# WORK REQUIRED
Copy the passage on passive aggressive partners word for word, from "Particularly when faced" to "an ongoing basis.".

*** TEXT BLOCK ***

They’re unlikely to state precisely what the problem is for them, but others are somehow expected to know (mind read) and make things right. Some PA people use covert defiant sabotage to get their own way or to get back at others - and may draw much satisfaction from this.
Without a conclusive test to determine whether or not a person has this behavioral/personality disorder, the examples given below may help you if you have been wondering if this trait is present in your husband, wife or partner. In addition, there are some insightful strategies for dealing with a PA partner.
About You and your Partner
Communication Skills are Lacking on an Emotional Level
Although passive aggressive men and women may function well in general, they tend to step around problems in their romantic relationships rather than initiate or openly engage in discussion or argument to get everything out in the open to reach agreement or agree to differ. They are conflict avoidant; extremely uncomfortable expressing their anger or fears. Manipulation is second nature to them, so much so that they probably do not realise when they are doing it. Even so, the effects can be devastating.
Particularly when faced with emotional or intimacy issues with their partner, they shut down - avoiding eye contact and acting as if the other person doesn't exist. A Passive Aggressive person just isn’t straight speaking and the spouse of a PA person has a very hard time trying to ascertain what their partner's disgruntlements actually are, let alone finding a workable solution that they will adhere to.
However, on the face of it the PA spouse may be a very pleasant, reasonable person. Indeed he or she may have a tremendous number of good points, and it is in these circumstances that it is even more difficult to comprehend their PA behavior.
When PA behavior occurs repeatedly in a marriage/relationship (see examples below) it can amount to Emotional Abuse, and it is enormously difficult to deal with on an ongoing basis.

*** End of TEXT BLOCK ***
*** EXCERPTED RECORDS ***

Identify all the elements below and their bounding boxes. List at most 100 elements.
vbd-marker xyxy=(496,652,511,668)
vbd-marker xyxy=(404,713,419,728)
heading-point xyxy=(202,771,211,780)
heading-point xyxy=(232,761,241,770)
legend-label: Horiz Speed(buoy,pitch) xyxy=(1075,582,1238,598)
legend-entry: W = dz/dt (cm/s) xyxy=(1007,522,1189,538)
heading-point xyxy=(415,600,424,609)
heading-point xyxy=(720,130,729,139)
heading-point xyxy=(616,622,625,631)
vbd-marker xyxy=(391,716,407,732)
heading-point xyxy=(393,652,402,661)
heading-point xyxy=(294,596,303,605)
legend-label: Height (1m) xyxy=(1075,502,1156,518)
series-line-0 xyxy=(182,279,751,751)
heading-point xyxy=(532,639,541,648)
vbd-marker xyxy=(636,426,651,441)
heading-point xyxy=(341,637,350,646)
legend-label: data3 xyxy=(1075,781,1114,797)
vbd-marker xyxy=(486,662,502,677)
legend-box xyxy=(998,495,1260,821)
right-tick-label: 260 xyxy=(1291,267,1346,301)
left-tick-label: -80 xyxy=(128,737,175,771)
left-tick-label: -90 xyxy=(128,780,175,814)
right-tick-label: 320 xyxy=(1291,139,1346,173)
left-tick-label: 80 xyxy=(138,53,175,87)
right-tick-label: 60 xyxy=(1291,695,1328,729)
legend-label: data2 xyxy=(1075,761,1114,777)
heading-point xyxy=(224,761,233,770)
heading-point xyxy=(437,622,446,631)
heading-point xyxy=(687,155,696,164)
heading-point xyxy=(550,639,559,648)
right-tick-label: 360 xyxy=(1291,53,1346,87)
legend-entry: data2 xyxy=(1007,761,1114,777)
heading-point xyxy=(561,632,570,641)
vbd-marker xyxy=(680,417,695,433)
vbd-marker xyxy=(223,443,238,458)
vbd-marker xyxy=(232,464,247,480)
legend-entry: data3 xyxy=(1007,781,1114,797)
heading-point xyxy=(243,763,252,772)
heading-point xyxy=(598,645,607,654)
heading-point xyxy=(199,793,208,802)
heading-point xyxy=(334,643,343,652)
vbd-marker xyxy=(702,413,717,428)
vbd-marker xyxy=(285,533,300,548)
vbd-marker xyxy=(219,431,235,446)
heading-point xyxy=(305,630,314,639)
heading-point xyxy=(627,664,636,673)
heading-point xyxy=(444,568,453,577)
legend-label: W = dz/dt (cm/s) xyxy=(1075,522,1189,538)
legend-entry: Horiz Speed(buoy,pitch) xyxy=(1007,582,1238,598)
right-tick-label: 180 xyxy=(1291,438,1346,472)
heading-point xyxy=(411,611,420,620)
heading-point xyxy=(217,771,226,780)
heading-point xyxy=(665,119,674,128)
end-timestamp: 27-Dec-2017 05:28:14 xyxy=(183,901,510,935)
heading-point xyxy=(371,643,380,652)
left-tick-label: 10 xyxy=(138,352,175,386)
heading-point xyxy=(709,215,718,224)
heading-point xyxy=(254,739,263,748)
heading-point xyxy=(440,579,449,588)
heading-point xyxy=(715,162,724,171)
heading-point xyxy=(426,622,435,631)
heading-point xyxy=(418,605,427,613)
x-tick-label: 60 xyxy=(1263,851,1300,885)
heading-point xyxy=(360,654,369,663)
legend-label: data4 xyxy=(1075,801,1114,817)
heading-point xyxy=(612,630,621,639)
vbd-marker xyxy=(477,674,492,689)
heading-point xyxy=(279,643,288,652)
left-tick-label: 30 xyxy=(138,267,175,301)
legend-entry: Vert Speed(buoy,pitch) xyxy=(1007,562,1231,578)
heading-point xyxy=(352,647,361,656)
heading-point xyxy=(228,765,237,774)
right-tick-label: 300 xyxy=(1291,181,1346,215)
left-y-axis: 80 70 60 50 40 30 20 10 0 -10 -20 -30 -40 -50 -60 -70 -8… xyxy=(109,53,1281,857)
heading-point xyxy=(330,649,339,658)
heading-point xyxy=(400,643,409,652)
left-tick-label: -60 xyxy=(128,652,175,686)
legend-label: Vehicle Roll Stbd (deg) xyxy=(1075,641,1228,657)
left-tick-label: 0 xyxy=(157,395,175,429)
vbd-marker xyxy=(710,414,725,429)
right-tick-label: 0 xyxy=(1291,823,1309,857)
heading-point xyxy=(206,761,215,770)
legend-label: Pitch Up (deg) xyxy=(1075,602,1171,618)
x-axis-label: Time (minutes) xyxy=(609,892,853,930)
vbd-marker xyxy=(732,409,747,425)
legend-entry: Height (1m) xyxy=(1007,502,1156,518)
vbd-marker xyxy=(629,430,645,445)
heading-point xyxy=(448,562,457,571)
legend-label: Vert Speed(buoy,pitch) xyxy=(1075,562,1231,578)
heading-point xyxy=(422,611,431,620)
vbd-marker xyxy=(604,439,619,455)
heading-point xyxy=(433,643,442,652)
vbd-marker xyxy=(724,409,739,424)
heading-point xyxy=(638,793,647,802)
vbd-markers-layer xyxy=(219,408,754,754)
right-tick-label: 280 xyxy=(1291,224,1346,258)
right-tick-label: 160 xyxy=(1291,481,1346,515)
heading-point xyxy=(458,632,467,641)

*** End of EXCERPTED RECORDS ***

# THE COMPLETED TASK
Particularly when faced with emotional or intimacy issues with their partner, they shut down - avoiding eye contact and acting as if the other person doesn't exist. A Passive Aggressive person just isn’t straight speaking and the spouse of a PA person has a very hard time trying to ascertain what their partner's disgruntlements actually are, let alone finding a workable solution that they will adhere to.
However, on the face of it the PA spouse may be a very pleasant, reasonable person. Indeed he or she may have a tremendous number of good points, and it is in these circumstances that it is even more difficult to comprehend their PA behavior.
When PA behavior occurs repeatedly in a marriage/relationship (see examples below) it can amount to Emotional Abuse, and it is enormously difficult to deal with on an ongoing basis.